→ Exercise directions: Every line of the records below that holds the word "insulin" should be copied out.

━━━━

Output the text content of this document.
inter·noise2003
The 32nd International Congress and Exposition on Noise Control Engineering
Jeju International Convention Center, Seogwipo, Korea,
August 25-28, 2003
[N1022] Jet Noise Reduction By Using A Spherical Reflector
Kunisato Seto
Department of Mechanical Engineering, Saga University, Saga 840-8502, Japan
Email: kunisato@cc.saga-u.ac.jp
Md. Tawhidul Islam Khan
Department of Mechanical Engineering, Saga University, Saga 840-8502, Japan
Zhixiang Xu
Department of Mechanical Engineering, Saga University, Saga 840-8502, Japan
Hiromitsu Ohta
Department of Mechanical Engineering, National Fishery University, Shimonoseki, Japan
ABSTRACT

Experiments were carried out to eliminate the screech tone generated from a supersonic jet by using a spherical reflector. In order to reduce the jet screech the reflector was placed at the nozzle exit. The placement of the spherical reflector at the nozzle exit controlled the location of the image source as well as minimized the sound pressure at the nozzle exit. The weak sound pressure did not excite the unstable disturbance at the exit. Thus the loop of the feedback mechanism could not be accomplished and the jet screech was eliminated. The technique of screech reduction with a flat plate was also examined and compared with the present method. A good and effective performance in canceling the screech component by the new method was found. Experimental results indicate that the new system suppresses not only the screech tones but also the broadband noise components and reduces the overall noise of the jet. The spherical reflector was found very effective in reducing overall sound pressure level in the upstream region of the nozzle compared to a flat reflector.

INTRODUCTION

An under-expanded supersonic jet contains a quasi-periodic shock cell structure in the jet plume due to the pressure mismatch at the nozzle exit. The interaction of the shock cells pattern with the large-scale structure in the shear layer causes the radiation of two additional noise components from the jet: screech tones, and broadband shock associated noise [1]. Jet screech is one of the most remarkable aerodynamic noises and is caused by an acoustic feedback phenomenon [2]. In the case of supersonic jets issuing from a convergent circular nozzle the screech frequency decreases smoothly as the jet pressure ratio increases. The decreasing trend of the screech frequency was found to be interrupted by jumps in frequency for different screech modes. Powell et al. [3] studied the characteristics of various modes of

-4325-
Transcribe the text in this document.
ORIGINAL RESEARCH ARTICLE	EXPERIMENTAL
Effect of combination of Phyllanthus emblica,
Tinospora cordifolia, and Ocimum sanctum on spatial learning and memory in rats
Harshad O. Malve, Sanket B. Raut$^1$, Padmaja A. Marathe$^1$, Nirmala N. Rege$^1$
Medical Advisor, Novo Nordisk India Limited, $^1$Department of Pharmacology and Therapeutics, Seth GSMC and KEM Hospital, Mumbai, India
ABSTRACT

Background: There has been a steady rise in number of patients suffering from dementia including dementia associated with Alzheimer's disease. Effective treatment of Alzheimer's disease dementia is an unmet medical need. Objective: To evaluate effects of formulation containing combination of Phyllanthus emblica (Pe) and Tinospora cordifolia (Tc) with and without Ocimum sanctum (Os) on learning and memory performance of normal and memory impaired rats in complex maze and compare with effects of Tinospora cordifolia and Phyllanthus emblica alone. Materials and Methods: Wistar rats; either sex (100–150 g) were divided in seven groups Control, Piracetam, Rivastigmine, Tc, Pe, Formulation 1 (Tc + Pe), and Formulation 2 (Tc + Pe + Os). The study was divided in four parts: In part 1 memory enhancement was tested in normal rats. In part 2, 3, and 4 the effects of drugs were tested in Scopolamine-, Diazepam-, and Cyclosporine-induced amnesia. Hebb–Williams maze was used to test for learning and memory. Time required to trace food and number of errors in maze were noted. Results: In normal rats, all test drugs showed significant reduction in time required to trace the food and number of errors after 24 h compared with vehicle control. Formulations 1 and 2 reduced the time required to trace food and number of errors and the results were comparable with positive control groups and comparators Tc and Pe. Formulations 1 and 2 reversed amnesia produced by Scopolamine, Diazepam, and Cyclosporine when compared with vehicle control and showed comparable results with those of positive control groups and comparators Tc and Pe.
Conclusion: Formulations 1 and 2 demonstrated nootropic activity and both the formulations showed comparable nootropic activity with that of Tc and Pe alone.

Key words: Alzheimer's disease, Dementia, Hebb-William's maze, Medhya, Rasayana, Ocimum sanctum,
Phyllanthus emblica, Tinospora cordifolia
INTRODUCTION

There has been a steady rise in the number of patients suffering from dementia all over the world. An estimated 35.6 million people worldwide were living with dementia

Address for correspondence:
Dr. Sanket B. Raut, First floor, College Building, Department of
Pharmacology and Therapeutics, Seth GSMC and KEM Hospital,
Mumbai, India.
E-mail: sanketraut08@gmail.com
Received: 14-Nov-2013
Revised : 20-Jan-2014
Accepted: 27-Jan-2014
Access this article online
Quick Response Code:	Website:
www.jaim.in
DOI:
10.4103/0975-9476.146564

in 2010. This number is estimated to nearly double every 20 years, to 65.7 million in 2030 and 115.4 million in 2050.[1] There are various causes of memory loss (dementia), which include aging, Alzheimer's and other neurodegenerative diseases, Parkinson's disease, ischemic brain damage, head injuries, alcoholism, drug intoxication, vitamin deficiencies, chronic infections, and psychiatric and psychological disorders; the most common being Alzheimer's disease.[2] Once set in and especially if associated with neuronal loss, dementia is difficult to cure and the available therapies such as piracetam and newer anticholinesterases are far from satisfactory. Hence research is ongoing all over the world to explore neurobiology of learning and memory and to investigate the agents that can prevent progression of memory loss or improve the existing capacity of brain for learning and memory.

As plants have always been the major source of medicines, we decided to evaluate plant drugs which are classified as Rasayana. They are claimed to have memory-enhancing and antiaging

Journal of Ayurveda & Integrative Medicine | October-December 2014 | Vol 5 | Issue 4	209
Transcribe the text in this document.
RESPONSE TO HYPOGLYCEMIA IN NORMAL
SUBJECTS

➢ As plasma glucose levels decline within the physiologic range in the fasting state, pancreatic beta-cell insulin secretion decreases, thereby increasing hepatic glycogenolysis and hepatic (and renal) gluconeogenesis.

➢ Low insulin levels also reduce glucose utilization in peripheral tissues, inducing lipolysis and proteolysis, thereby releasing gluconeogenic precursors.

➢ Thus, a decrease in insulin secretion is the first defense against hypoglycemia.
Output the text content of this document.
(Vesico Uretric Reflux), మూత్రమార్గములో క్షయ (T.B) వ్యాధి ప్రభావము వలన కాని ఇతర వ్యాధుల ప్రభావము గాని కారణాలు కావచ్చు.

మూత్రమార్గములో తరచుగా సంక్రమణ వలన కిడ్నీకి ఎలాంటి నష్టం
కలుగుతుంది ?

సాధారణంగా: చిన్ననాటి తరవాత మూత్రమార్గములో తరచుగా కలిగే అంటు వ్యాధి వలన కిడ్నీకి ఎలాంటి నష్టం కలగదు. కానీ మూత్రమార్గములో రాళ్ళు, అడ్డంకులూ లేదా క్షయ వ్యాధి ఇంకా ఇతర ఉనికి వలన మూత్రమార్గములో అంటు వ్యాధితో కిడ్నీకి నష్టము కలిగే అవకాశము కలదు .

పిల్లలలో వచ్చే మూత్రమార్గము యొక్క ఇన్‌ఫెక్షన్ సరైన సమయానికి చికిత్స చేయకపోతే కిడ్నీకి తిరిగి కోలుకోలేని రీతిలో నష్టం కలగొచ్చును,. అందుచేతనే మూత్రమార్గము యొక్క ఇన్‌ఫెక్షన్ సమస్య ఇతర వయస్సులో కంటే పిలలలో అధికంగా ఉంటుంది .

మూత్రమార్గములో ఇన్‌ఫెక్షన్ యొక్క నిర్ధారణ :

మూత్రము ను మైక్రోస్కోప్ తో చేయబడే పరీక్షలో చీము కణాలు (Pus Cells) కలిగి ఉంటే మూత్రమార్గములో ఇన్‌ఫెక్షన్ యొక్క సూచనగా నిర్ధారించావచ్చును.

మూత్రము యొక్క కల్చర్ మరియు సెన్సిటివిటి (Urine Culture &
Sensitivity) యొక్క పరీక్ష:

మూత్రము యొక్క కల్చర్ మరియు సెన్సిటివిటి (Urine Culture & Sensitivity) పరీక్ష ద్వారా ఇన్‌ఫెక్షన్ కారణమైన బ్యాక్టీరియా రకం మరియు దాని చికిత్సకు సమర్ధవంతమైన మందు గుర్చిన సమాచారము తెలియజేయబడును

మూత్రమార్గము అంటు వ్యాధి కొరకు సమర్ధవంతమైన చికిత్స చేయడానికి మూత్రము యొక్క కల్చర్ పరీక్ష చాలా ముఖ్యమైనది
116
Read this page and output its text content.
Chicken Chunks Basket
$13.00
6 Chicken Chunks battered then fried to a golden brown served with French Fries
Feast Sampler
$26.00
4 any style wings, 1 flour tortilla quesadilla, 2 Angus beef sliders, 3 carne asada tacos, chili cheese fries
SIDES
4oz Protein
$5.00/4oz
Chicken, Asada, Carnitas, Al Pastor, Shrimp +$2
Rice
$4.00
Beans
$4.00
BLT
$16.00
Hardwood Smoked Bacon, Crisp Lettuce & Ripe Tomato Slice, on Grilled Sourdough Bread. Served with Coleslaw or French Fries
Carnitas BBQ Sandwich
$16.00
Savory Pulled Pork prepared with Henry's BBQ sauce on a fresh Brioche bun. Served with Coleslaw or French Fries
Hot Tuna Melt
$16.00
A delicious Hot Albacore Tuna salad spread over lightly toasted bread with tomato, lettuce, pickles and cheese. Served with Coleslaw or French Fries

━━━━

→ Solution to the exercise:
➢ As plasma glucose levels decline within the physiologic range in the fasting state, pancreatic beta-cell insulin secretion decreases, thereby increasing hepatic glycogenolysis and hepatic (and renal) gluconeogenesis.
➢ Low insulin levels also reduce glucose utilization in peripheral tissues, inducing lipolysis and proteolysis, thereby releasing gluconeogenic precursors.
➢ Thus, a decrease in insulin secretion is the first defense against hypoglycemia.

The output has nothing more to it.